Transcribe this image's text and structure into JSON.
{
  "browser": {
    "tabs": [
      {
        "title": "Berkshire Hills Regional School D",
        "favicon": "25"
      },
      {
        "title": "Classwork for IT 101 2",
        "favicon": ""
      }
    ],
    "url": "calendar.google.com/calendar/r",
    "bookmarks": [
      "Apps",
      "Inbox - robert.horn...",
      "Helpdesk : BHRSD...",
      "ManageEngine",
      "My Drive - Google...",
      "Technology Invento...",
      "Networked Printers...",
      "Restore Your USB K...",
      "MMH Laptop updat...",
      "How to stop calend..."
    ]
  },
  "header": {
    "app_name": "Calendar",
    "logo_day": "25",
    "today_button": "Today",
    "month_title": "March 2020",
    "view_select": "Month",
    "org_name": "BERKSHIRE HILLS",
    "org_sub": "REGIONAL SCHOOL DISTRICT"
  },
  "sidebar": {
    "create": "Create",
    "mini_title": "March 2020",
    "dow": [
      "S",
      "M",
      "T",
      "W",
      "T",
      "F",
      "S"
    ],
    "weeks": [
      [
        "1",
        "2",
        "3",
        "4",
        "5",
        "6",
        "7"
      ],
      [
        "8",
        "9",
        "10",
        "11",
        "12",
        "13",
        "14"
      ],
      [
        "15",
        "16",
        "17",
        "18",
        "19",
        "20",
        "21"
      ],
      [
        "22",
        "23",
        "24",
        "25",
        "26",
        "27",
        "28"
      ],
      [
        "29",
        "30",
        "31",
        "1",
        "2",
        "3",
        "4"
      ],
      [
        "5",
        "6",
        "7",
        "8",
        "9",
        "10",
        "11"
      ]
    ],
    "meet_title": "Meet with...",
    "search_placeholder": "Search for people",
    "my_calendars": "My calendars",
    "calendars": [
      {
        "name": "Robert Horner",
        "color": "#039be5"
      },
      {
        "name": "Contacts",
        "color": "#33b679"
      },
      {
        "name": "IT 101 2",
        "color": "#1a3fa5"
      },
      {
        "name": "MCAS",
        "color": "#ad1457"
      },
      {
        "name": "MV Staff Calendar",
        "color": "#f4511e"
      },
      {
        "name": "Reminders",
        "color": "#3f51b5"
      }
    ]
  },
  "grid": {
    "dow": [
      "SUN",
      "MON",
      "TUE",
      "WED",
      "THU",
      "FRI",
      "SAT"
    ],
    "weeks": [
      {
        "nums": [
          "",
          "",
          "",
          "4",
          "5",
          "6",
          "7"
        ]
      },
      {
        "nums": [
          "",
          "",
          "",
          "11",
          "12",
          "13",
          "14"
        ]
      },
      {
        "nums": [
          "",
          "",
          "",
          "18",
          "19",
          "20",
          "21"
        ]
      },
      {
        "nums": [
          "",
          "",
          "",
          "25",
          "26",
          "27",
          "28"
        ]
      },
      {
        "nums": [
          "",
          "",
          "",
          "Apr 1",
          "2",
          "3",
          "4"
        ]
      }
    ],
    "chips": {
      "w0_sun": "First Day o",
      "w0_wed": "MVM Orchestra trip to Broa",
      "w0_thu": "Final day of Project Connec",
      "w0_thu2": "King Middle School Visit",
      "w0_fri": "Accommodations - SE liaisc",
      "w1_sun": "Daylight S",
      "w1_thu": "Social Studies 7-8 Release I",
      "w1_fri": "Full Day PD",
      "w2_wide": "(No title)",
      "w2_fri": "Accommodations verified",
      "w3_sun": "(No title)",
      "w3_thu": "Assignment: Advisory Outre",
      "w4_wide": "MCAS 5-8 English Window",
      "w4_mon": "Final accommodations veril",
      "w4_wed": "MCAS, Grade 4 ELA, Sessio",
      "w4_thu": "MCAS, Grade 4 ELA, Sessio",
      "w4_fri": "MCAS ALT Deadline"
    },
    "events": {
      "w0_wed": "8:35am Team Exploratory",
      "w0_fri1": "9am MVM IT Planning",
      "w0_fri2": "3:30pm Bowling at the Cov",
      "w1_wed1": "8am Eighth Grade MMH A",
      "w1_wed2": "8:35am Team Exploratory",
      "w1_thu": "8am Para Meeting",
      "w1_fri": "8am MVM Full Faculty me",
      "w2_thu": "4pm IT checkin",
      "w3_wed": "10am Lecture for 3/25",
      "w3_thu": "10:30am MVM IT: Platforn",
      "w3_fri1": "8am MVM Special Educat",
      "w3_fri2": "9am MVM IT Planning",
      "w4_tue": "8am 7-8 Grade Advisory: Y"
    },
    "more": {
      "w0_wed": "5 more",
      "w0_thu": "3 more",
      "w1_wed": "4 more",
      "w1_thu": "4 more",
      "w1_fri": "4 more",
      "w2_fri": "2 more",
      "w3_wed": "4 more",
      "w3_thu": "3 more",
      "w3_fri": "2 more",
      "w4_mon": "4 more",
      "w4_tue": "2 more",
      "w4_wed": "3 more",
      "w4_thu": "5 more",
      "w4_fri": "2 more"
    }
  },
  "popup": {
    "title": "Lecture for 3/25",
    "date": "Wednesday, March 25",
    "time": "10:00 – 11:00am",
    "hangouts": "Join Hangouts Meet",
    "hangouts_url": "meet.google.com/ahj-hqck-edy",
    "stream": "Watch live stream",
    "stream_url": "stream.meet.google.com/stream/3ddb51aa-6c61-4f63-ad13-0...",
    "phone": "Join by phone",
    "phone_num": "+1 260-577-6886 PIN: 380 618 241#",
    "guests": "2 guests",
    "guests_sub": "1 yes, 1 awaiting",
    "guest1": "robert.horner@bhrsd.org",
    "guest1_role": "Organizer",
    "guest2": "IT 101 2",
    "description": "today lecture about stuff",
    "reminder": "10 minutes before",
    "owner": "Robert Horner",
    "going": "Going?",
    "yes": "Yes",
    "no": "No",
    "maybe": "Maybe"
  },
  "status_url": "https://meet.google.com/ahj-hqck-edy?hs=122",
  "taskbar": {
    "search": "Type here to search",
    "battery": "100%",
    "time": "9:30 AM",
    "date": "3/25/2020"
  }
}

========================================

GOAL:
Exactly reproduce every line of the data above.

CORRECT OUTPUT:
Transcribe this image's text and structure into JSON.
{
  "browser": {
    "tabs": [
      {
        "title": "Berkshire Hills Regional School D",
        "favicon": "25"
      },
      {
        "title": "Classwork for IT 101 2",
        "favicon": ""
      }
    ],
    "url": "calendar.google.com/calendar/r",
    "bookmarks": [
      "Apps",
      "Inbox - robert.horn...",
      "Helpdesk : BHRSD...",
      "ManageEngine",
      "My Drive - Google...",
      "Technology Invento...",
      "Networked Printers...",
      "Restore Your USB K...",
      "MMH Laptop updat...",
      "How to stop calend..."
    ]
  },
  "header": {
    "app_name": "Calendar",
    "logo_day": "25",
    "today_button": "Today",
    "month_title": "March 2020",
    "view_select": "Month",
    "org_name": "BERKSHIRE HILLS",
    "org_sub": "REGIONAL SCHOOL DISTRICT"
  },
  "sidebar": {
    "create": "Create",
    "mini_title": "March 2020",
    "dow": [
      "S",
      "M",
      "T",
      "W",
      "T",
      "F",
      "S"
    ],
    "weeks": [
      [
        "1",
        "2",
        "3",
        "4",
        "5",
        "6",
        "7"
      ],
      [
        "8",
        "9",
        "10",
        "11",
        "12",
        "13",
        "14"
      ],
      [
        "15",
        "16",
        "17",
        "18",
        "19",
        "20",
        "21"
      ],
      [
        "22",
        "23",
        "24",
        "25",
        "26",
        "27",
        "28"
      ],
      [
        "29",
        "30",
        "31",
        "1",
        "2",
        "3",
        "4"
      ],
      [
        "5",
        "6",
        "7",
        "8",
        "9",
        "10",
        "11"
      ]
    ],
    "meet_title": "Meet with...",
    "search_placeholder": "Search for people",
    "my_calendars": "My calendars",
    "calendars": [
      {
        "name": "Robert Horner",
        "color": "#039be5"
      },
      {
        "name": "Contacts",
        "color": "#33b679"
      },
      {
        "name": "IT 101 2",
        "color": "#1a3fa5"
      },
      {
        "name": "MCAS",
        "color": "#ad1457"
      },
      {
        "name": "MV Staff Calendar",
        "color": "#f4511e"
      },
      {
        "name": "Reminders",
        "color": "#3f51b5"
      }
    ]
  },
  "grid": {
    "dow": [
      "SUN",
      "MON",
      "TUE",
      "WED",
      "THU",
      "FRI",
      "SAT"
    ],
    "weeks": [
      {
        "nums": [
          "",
          "",
          "",
          "4",
          "5",
          "6",
          "7"
        ]
      },
      {
        "nums": [
          "",
          "",
          "",
          "11",
          "12",
          "13",
          "14"
        ]
      },
      {
        "nums": [
          "",
          "",
          "",
          "18",
          "19",
          "20",
          "21"
        ]
      },
      {
        "nums": [
          "",
          "",
          "",
          "25",
          "26",
          "27",
          "28"
        ]
      },
      {
        "nums": [
          "",
          "",
          "",
          "Apr 1",
          "2",
          "3",
          "4"
        ]
      }
    ],
    "chips": {
      "w0_sun": "First Day o",
      "w0_wed": "MVM Orchestra trip to Broa",
      "w0_thu": "Final day of Project Connec",
      "w0_thu2": "King Middle School Visit",
      "w0_fri": "Accommodations - SE liaisc",
      "w1_sun": "Daylight S",
      "w1_thu": "Social Studies 7-8 Release I",
      "w1_fri": "Full Day PD",
      "w2_wide": "(No title)",
      "w2_fri": "Accommodations verified",
      "w3_sun": "(No title)",
      "w3_thu": "Assignment: Advisory Outre",
      "w4_wide": "MCAS 5-8 English Window",
      "w4_mon": "Final accommodations veril",
      "w4_wed": "MCAS, Grade 4 ELA, Sessio",
      "w4_thu": "MCAS, Grade 4 ELA, Sessio",
      "w4_fri": "MCAS ALT Deadline"
    },
    "events": {
      "w0_wed": "8:35am Team Exploratory",
      "w0_fri1": "9am MVM IT Planning",
      "w0_fri2": "3:30pm Bowling at the Cov",
      "w1_wed1": "8am Eighth Grade MMH A",
      "w1_wed2": "8:35am Team Exploratory",
      "w1_thu": "8am Para Meeting",
      "w1_fri": "8am MVM Full Faculty me",
      "w2_thu": "4pm IT checkin",
      "w3_wed": "10am Lecture for 3/25",
      "w3_thu": "10:30am MVM IT: Platforn",
      "w3_fri1": "8am MVM Special Educat",
      "w3_fri2": "9am MVM IT Planning",
      "w4_tue": "8am 7-8 Grade Advisory: Y"
    },
    "more": {
      "w0_wed": "5 more",
      "w0_thu": "3 more",
      "w1_wed": "4 more",
      "w1_thu": "4 more",
      "w1_fri": "4 more",
      "w2_fri": "2 more",
      "w3_wed": "4 more",
      "w3_thu": "3 more",
      "w3_fri": "2 more",
      "w4_mon": "4 more",
      "w4_tue": "2 more",
      "w4_wed": "3 more",
      "w4_thu": "5 more",
      "w4_fri": "2 more"
    }
  },
  "popup": {
    "title": "Lecture for 3/25",
    "date": "Wednesday, March 25",
    "time": "10:00 – 11:00am",
    "hangouts": "Join Hangouts Meet",
    "hangouts_url": "meet.google.com/ahj-hqck-edy",
    "stream": "Watch live stream",
    "stream_url": "stream.meet.google.com/stream/3ddb51aa-6c61-4f63-ad13-0...",
    "phone": "Join by phone",
    "phone_num": "+1 260-577-6886 PIN: 380 618 241#",
    "guests": "2 guests",
    "guests_sub": "1 yes, 1 awaiting",
    "guest1": "robert.horner@bhrsd.org",
    "guest1_role": "Organizer",
    "guest2": "IT 101 2",
    "description": "today lecture about stuff",
    "reminder": "10 minutes before",
    "owner": "Robert Horner",
    "going": "Going?",
    "yes": "Yes",
    "no": "No",
    "maybe": "Maybe"
  },
  "status_url": "https://meet.google.com/ahj-hqck-edy?hs=122",
  "taskbar": {
    "search": "Type here to search",
    "battery": "100%",
    "time": "9:30 AM",
    "date": "3/25/2020"
  }
}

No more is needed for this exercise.